** Problem **
Select each line where the word "complete" appears.

§ §

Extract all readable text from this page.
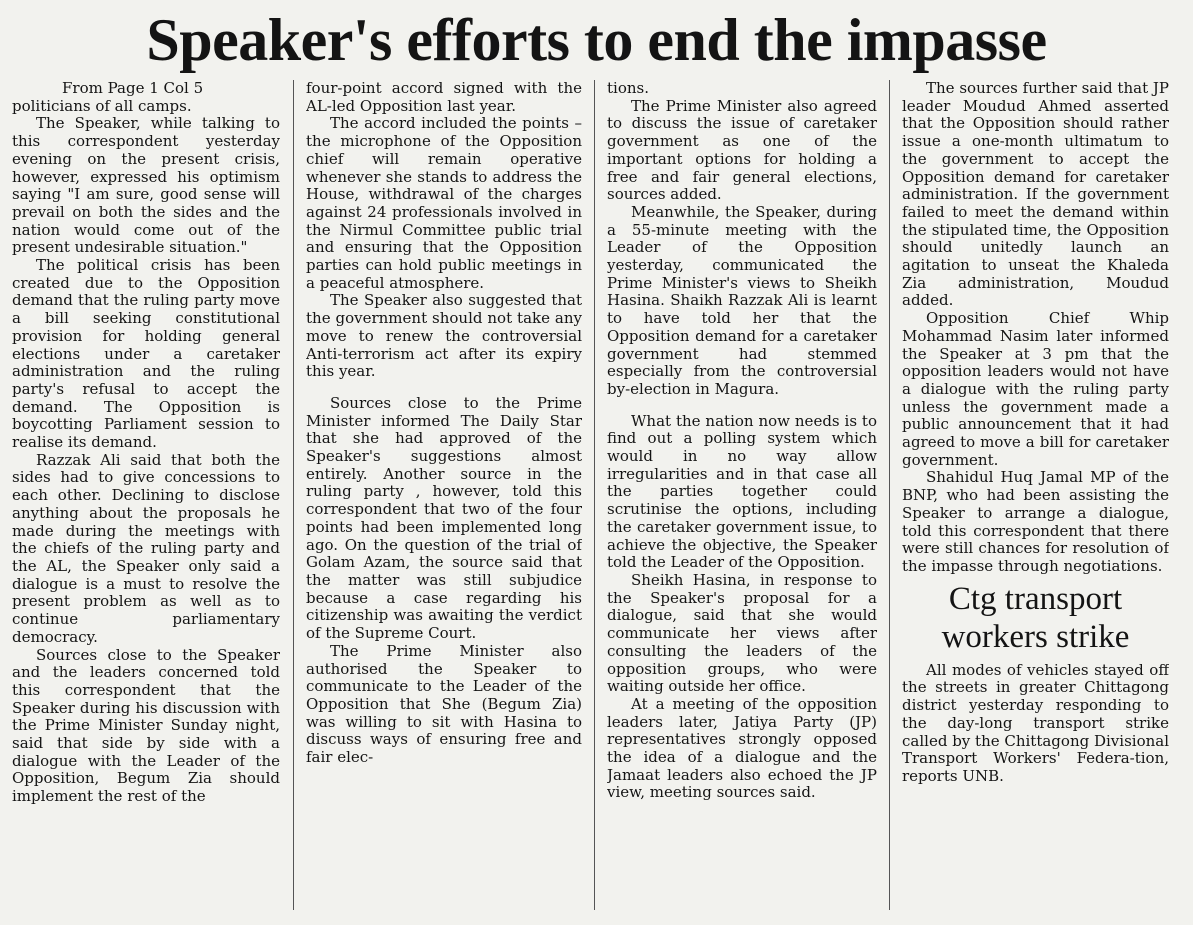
Speaker's efforts to end the impasse

From Page 1 Col 5

politicians of all camps.

The Speaker, while talking to this correspondent yesterday evening on the present crisis, however, expressed his optimism saying "I am sure, good sense will prevail on both the sides and the nation would come out of the present undesirable situation."

The political crisis has been created due to the Opposition demand that the ruling party move a bill seeking constitutional provision for holding general elections under a caretaker administration and the ruling party's refusal to accept the demand. The Opposition is boycotting Parliament session to realise its demand.

Razzak Ali said that both the sides had to give concessions to each other. Declining to disclose anything about the proposals he made during the meetings with the chiefs of the ruling party and the AL, the Speaker only said a dialogue is a must to resolve the present problem as well as to continue parliamentary democracy.

Sources close to the Speaker and the leaders concerned told this correspondent that the Speaker during his discussion with the Prime Minister Sunday night, said that side by side with a dialogue with the Leader of the Opposition, Begum Zia should implement the rest of the

four-point accord signed with the AL-led Opposition last year.

The accord included the points – the microphone of the Opposition chief will remain operative whenever she stands to address the House, withdrawal of the charges against 24 professionals involved in the Nirmul Committee public trial and ensuring that the Opposition parties can hold public meetings in a peaceful atmosphere.

The Speaker also suggested that the government should not take any move to renew the controversial Anti-terrorism act after its expiry this year.

Sources close to the Prime Minister informed The Daily Star that she had approved of the Speaker's suggestions almost entirely. Another source in the ruling party , however, told this correspondent that two of the four points had been implemented long ago. On the question of the trial of Golam Azam, the source said that the matter was still subjudice because a case regarding his citizenship was awaiting the verdict of the Supreme Court.

The Prime Minister also authorised the Speaker to communicate to the Leader of the Opposition that She (Begum Zia) was willing to sit with Hasina to discuss ways of ensuring free and fair elec-

tions.

The Prime Minister also agreed to discuss the issue of caretaker government as one of the important options for holding a free and fair general elections, sources added.

Meanwhile, the Speaker, during a 55-minute meeting with the Leader of the Opposition yesterday, communicated the Prime Minister's views to Sheikh Hasina. Shaikh Razzak Ali is learnt to have told her that the Opposition demand for a caretaker government had stemmed especially from the controversial by-election in Magura.

What the nation now needs is to find out a polling system which would in no way allow irregularities and in that case all the parties together could scrutinise the options, including the caretaker government issue, to achieve the objective, the Speaker told the Leader of the Opposition.

Sheikh Hasina, in response to the Speaker's proposal for a dialogue, said that she would communicate her views after consulting the leaders of the opposition groups, who were waiting outside her office.

At a meeting of the opposition leaders later, Jatiya Party (JP) representatives strongly opposed the idea of a dialogue and the Jamaat leaders also echoed the JP view, meeting sources said.

The sources further said that JP leader Moudud Ahmed asserted that the Opposition should rather issue a one-month ultimatum to the government to accept the Opposition demand for caretaker administration. If the government failed to meet the demand within the stipulated time, the Opposition should unitedly launch an agitation to unseat the Khaleda Zia administration, Moudud added.

Opposition Chief Whip Mohammad Nasim later informed the Speaker at 3 pm that the opposition leaders would not have a dialogue with the ruling party unless the government made a public announcement that it had agreed to move a bill for caretaker government.

Shahidul Huq Jamal MP of the BNP, who had been assisting the Speaker to arrange a dialogue, told this correspondent that there were still chances for resolution of the impasse through negotiations.

Ctg transport
workers strike

All modes of vehicles stayed off the streets in greater Chittagong district yesterday responding to the day-long transport strike called by the Chittagong Divisional Transport Workers' Federa-tion, reports UNB.
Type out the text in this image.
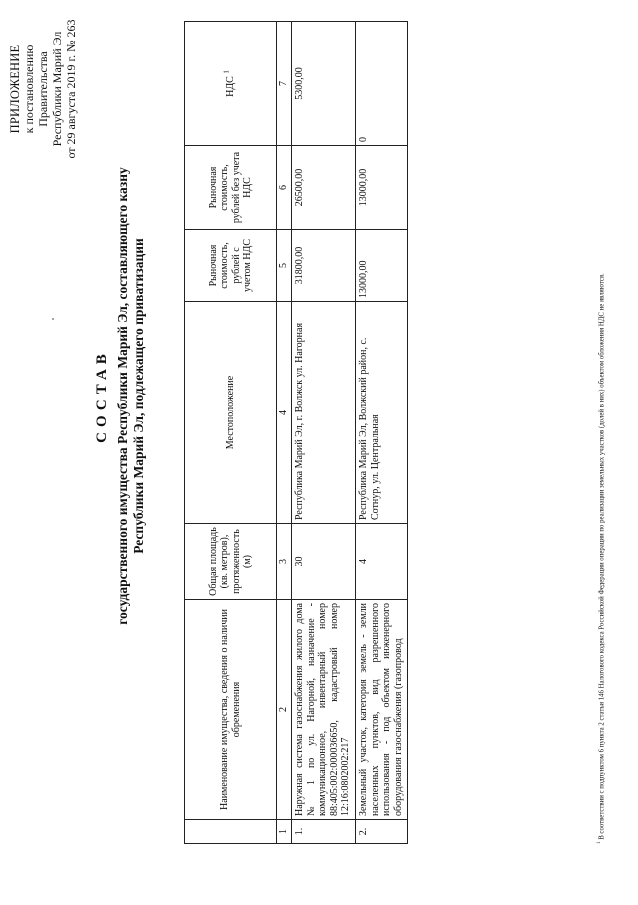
ПРИЛОЖЕНИЕ к постановлению Правительства Республики Марий Эл от 29 августа 2019 г. № 263
СОСТАВ государственного имущества Республики Марий Эл, составляющего казну Республики Марий Эл, подлежащего приватизации
	Наименование имущества, сведения о наличии обременения	Общая площадь (кв. метров), протяженность (м)	Местоположение	Рыночная стоимость, рублей с учетом НДС	Рыночная стоимость, рублей без учета НДС	НДС $^1$
1	2	3	4	5	6	7
1.	Наружная система газоснабжения жилого дома № 1 по ул. Нагорной, назначение - коммуникационное, инвентарный номер 88:405:002:000036650, кадастровый номер 12:16:0802002:217	30	Республика Марий Эл, г. Волжск ул. Нагорная	31800,00	26500,00	5300,00
2.	Земельный участок, категория земель - земли населенных пунктов, вид разрешенного использования - под объектом инженерного оборудования газоснабжения (газопровод	4	Республика Марий Эл, Волжский район, с. Сотнур, ул. Центральная	13000,00	13000,00	0
$^1$ В соответствии с подпунктом 6 пункта 2 статьи 146 Налогового кодекса Российской Федерации операции по реализации земельных участков (долей в них) объектом обложения НДС не являются.
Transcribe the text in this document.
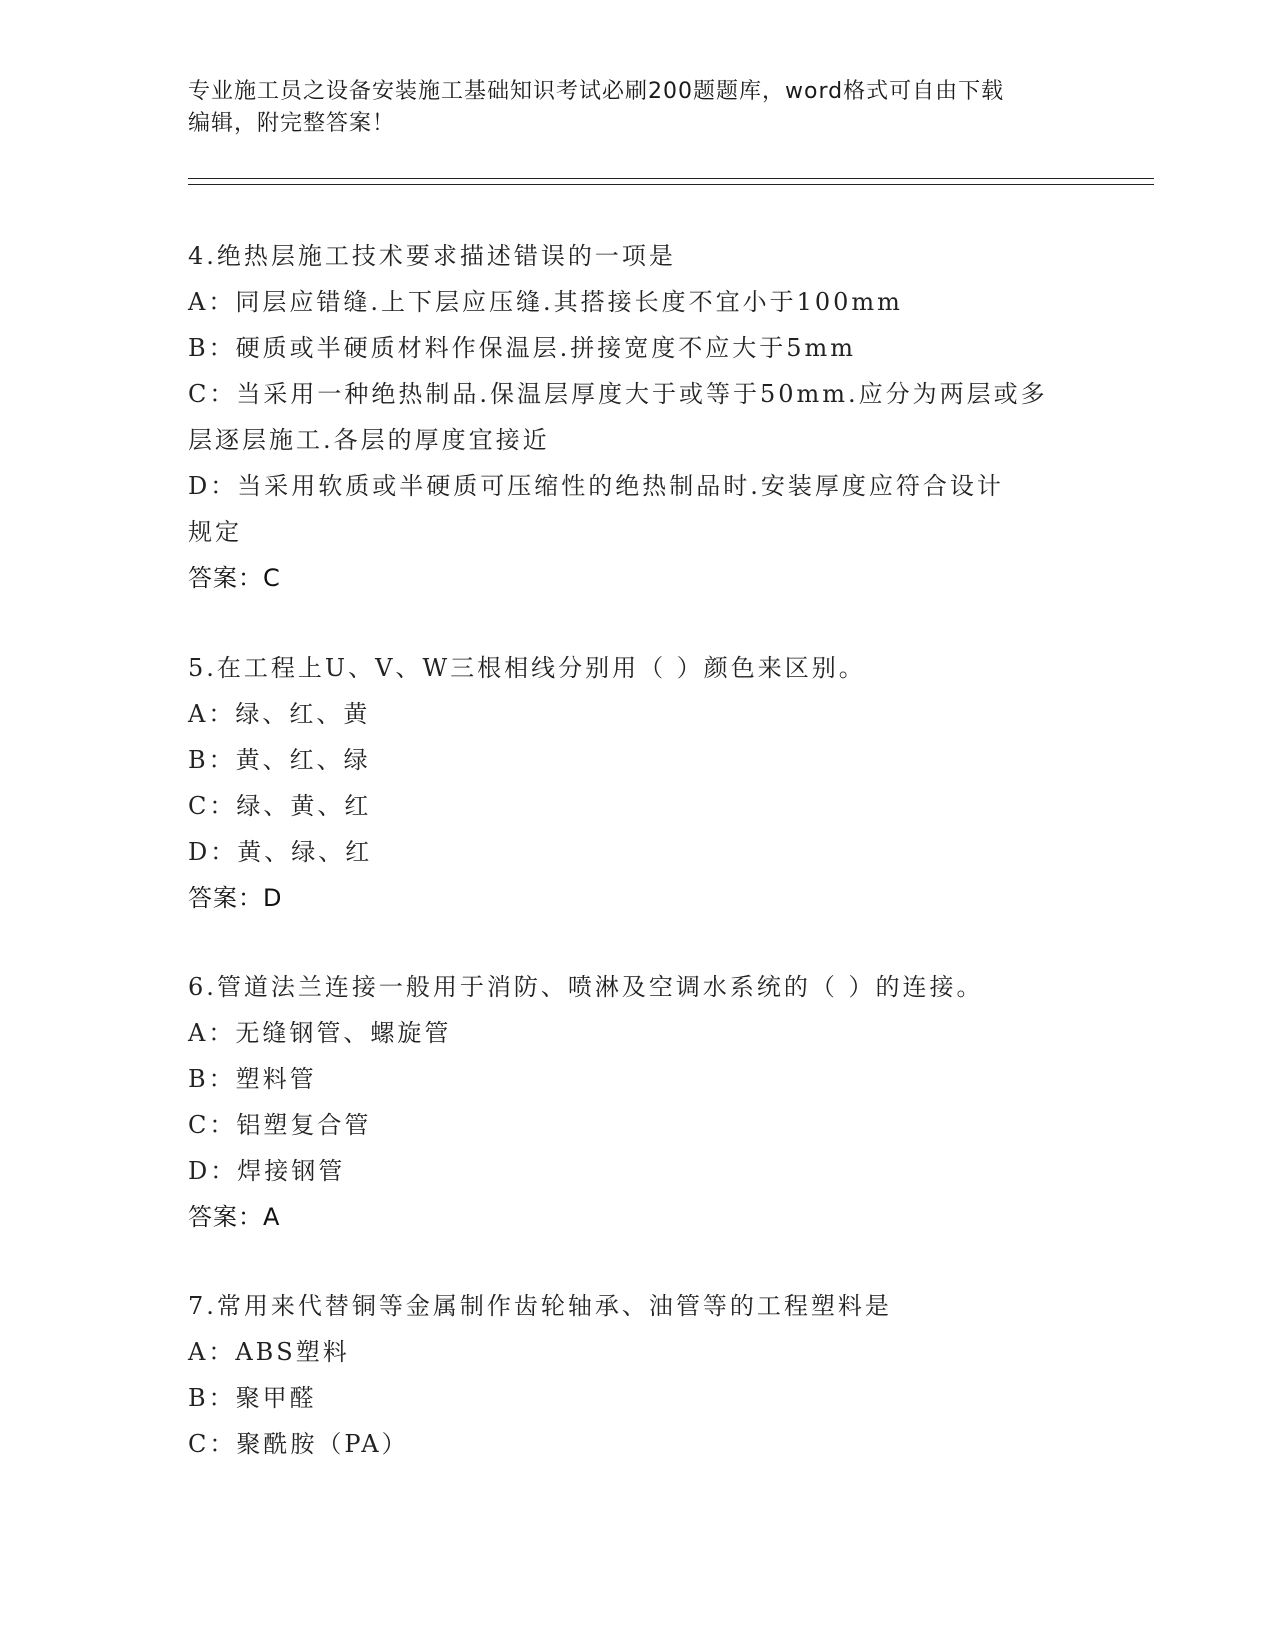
专业施工员之设备安装施工基础知识考试必刷200题题库，word格式可自由下载
编辑，附完整答案！
4.绝热层施工技术要求描述错误的一项是
A：同层应错缝.上下层应压缝.其搭接长度不宜小于100mm
B：硬质或半硬质材料作保温层.拼接宽度不应大于5mm
C：当采用一种绝热制品.保温层厚度大于或等于50mm.应分为两层或多
层逐层施工.各层的厚度宜接近
D：当采用软质或半硬质可压缩性的绝热制品时.安装厚度应符合设计
规定
答案：C
5.在工程上U、V、W三根相线分别用（ ）颜色来区别。
A：绿、红、黄
B：黄、红、绿
C：绿、黄、红
D：黄、绿、红
答案：D
6.管道法兰连接一般用于消防、喷淋及空调水系统的（ ）的连接。
A：无缝钢管、螺旋管
B：塑料管
C：铝塑复合管
D：焊接钢管
答案：A
7.常用来代替铜等金属制作齿轮轴承、油管等的工程塑料是
A：ABS塑料
B：聚甲醛
C：聚酰胺（PA）
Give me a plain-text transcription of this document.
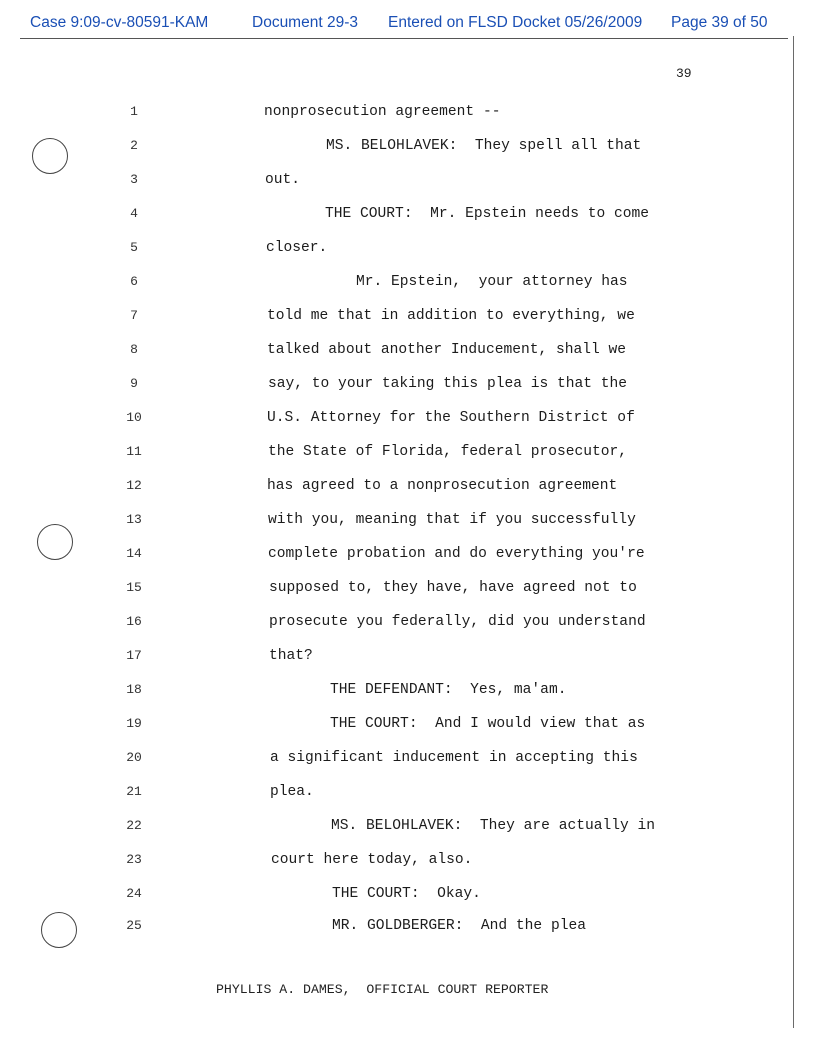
Case 9:09-cv-80591-KAM	Document 29-3 Entered on FLSD Docket 05/26/2009 Page 39 of 50
39
1	nonprosecution agreement --
2	MS. BELOHLAVEK:  They spell all that
3	out.
4	THE COURT:  Mr. Epstein needs to come
5	closer.
6	Mr. Epstein,  your attorney has
7	told me that in addition to everything, we
8	talked about another Inducement, shall we
9	say, to your taking this plea is that the
10	U.S. Attorney for the Southern District of
11	the State of Florida, federal prosecutor,
12	has agreed to a nonprosecution agreement
13	with you, meaning that if you successfully
14	complete probation and do everything you're
15	supposed to, they have, have agreed not to
16	prosecute you federally, did you understand
17	that?
18	THE DEFENDANT:  Yes, ma'am.
19	THE COURT:  And I would view that as
20	a significant inducement in accepting this
21	plea.
22	MS. BELOHLAVEK:  They are actually in
23	court here today, also.
24	THE COURT:  Okay.
25	MR. GOLDBERGER:  And the plea
PHYLLIS A. DAMES,  OFFICIAL COURT REPORTER
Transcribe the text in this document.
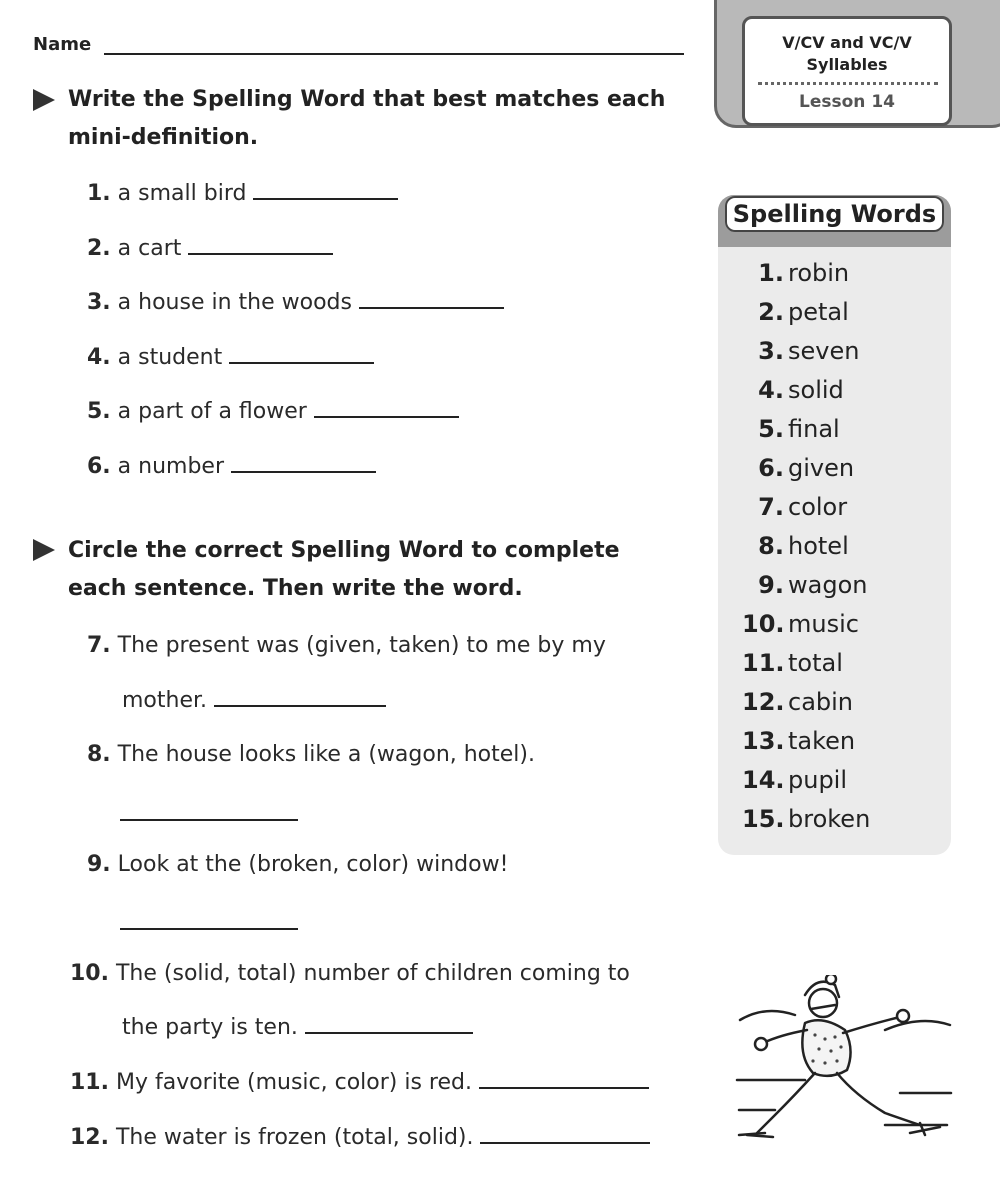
Name	V/CV and VC/V
Syllables
Lesson 14
Write the Spelling Word that best matches each
mini-definition.
1. a small bird
2. a cart
3. a house in the woods
4. a student
5. a part of a flower
6. a number
Circle the correct Spelling Word to complete
each sentence. Then write the word.
7. The present was (given, taken) to me by my
mother.
8. The house looks like a (wagon, hotel).
9. Look at the (broken, color) window!
10. The (solid, total) number of children coming to
the party is ten.
11. My favorite (music, color) is red.
12. The water is frozen (total, solid).
Spelling Words
1. robin
2. petal
3. seven
4. solid
5. final
6. given
7. color
8. hotel
9. wagon
10. music
11. total
12. cabin
13. taken
14. pupil
15. broken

§ §

** Expected answer **
14	complete probation and do everything you're
Circle the correct Spelling Word to complete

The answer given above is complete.